EXERCISES ▸
[1] Echo the wage and hour article word for word from "Meal and Rest" to "on the premises.".
[2] According to the wage and hour article, how many California McDonald's workers were involved in the $26 million settlement?

READING PASSAGE ▸
------

Wage and Hour Rights at McDonald's: Overtime, Breaks, and Off-the-Clock Work (USA)
Nov 28, 2025
When you experience a wage violation or other workplace problem, your first legal claim is typically against your direct employer—the franchisee. However, the line between franchisee and McDonald’s Corporation isn’t always clear. McDonald’s sets strict standards for everything from uniforms and menu items to staffing levels and scheduling. In some cases, courts and government agencies have found that McDonald’s Corporation is a “joint employer” with the franchisee, meaning both can be held responsible for certain violations. This is an evolving area of law, and outcomes can vary by state and by the facts of your case.
Key implications:
If you’re underpaid or denied overtime, you may have claims against both the franchisee and, in some cases, McDonald’s Corporation.
Lawsuits and settlements—like the $26 million California case—sometimes involve only corporate-owned stores, but franchise workers have also won claims.
The “joint employer” question is especially important for class actions and union organizing, as it determines who must bargain or pay damages.
Federal Wage and Hour Basics for Fast Food Workers
The Fair Labor Standards Act (FLSA) sets the baseline for pay and hours in fast food. Most McDonald’s workers are “non-exempt,” meaning you’re entitled to:
At least the highest applicable minimum wage (federal, state, or local),
Overtime pay (1.5x your regular rate) for hours over 40 in a workweek,
Pay for all hours worked, including pre-shift and post-shift duties,
Protections for youth workers (limits on hours and types of work for those under 18).
Tip: In states like California and New York, minimum wages are much higher than the federal rate. Always check your local law.
Overtime: When and How It’s Calculated
Overtime is due for all hours over 40 in a workweek. In some states, like California, you’re also entitled to daily overtime for hours over 8 in a day. Your overtime rate must include all forms of pay—base wage, shift differentials, and certain bonuses. Common violations include:
Not paying overtime when you work more than 40 hours,
Manipulating time records to avoid overtime,
Splitting hours between locations,
Pressuring workers to clock out and keep working.
Meal and Rest Breaks
Federal law doesn’t require meal or rest breaks for adults, but many states do. In California, for example, you’re entitled to a 30-minute unpaid meal break after 5 hours and a paid 10-minute rest break for every 4 hours worked. If you’re denied these breaks, or if you’re called back to work during a break, you may be owed extra pay. Always check your state’s requirements.
Off-the-Clock Work: What Must Be Paid
You must be paid for all time you’re required to work, not just your scheduled shift. This includes:
Pre-shift setup, putting on uniforms (if required at work),
Post-shift cleanup,
Mandatory meetings or training,
Work during unpaid breaks,
Waiting time if you’re required to stay on the premises.
If you’re asked to clock out but keep working, or if breaks are automatically deducted even when you work through them, that’s a violation.
The $26 Million California Settlement
This landmark case involved 38,000 California McDonald’s workers and covered unpaid overtime, missed breaks, off-the-clock work, and inaccurate wage statements. The settlement provided back pay and required McDonald’s to change its practices. While this case involved corporate stores, similar violations can occur at franchises, and workers in other states have also won claims.

------

PROVIDED INFORMATION ▸
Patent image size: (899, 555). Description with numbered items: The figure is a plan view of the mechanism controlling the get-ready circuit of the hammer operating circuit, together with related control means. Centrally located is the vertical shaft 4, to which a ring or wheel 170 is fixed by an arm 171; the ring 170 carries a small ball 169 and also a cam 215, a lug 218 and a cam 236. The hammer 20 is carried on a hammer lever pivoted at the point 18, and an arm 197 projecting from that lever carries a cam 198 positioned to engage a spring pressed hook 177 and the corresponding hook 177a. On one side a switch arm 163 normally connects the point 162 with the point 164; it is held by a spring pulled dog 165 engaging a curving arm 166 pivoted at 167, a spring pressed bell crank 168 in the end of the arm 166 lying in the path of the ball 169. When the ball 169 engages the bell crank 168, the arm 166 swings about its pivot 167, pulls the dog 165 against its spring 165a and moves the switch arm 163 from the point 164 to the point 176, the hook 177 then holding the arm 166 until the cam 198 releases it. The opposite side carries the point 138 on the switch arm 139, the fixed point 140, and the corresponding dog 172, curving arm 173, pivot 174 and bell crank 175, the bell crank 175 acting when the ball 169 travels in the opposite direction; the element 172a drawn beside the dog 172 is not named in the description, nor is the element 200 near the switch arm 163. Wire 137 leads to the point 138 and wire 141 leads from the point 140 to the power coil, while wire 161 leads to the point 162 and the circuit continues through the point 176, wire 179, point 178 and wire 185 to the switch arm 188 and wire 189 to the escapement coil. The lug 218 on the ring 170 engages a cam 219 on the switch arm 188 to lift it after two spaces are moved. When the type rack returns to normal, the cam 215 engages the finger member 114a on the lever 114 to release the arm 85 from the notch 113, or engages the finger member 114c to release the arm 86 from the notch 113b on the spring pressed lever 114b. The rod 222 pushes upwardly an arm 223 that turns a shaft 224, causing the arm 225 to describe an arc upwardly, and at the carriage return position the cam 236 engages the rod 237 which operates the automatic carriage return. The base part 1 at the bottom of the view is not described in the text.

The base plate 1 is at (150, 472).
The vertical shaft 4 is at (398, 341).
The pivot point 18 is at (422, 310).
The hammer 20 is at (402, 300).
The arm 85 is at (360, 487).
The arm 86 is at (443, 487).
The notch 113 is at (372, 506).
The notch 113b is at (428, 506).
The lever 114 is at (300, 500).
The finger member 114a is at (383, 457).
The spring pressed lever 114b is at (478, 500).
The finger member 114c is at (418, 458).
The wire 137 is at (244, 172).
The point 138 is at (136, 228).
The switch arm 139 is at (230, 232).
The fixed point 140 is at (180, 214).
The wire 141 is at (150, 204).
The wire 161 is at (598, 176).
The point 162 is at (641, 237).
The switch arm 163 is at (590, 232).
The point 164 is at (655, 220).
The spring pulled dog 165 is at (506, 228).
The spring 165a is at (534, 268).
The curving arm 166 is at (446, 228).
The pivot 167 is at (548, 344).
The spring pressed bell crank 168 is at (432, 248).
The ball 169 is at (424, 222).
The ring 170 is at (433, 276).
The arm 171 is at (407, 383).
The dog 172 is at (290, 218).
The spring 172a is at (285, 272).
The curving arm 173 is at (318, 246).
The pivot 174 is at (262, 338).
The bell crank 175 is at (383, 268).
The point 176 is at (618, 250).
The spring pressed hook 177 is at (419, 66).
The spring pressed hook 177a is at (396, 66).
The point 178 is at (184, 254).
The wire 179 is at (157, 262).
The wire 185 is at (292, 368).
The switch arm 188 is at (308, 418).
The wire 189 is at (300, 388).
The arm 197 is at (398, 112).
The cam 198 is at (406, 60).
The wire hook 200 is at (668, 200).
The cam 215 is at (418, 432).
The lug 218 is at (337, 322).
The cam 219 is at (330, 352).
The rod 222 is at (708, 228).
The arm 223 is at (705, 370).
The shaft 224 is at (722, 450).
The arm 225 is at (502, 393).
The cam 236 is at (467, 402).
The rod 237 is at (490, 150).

------

EXERCISE ANSWERS ▸
[1]
Meal and Rest Breaks
Federal law doesn’t require meal or rest breaks for adults, but many states do. In California, for example, you’re entitled to a 30-minute unpaid meal break after 5 hours and a paid 10-minute rest break for every 4 hours worked. If you’re denied these breaks, or if you’re called back to work during a break, you may be owed extra pay. Always check your state’s requirements.
Off-the-Clock Work: What Must Be Paid
You must be paid for all time you’re required to work, not just your scheduled shift. This includes:
Pre-shift setup, putting on uniforms (if required at work),
Post-shift cleanup,
Mandatory meetings or training,
Work during unpaid breaks,
Waiting time if you’re required to stay on the premises.

[2] 38,000 workers.